■ **GIVEN TASK**: Rewrite the records below, changing "bounding boxes" to "box coordinates" and leaving everything else the same.

::: EXTRACTED DATA

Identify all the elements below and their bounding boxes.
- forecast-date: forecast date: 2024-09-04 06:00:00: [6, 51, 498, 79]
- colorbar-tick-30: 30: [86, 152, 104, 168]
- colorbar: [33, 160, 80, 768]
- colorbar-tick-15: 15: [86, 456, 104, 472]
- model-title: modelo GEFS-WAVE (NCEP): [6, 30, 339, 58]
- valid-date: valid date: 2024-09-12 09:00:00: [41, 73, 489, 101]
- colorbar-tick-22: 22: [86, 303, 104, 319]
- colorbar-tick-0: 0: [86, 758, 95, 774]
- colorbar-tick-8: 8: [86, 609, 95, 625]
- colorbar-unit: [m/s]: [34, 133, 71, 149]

::::::

■ **COMPLETE ANSWER**:
Identify all the elements below and their box coordinates.
- forecast-date: forecast date: 2024-09-04 06:00:00: [6, 51, 498, 79]
- colorbar-tick-30: 30: [86, 152, 104, 168]
- colorbar: [33, 160, 80, 768]
- colorbar-tick-15: 15: [86, 456, 104, 472]
- model-title: modelo GEFS-WAVE (NCEP): [6, 30, 339, 58]
- valid-date: valid date: 2024-09-12 09:00:00: [41, 73, 489, 101]
- colorbar-tick-22: 22: [86, 303, 104, 319]
- colorbar-tick-0: 0: [86, 758, 95, 774]
- colorbar-tick-8: 8: [86, 609, 95, 625]
- colorbar-unit: [m/s]: [34, 133, 71, 149]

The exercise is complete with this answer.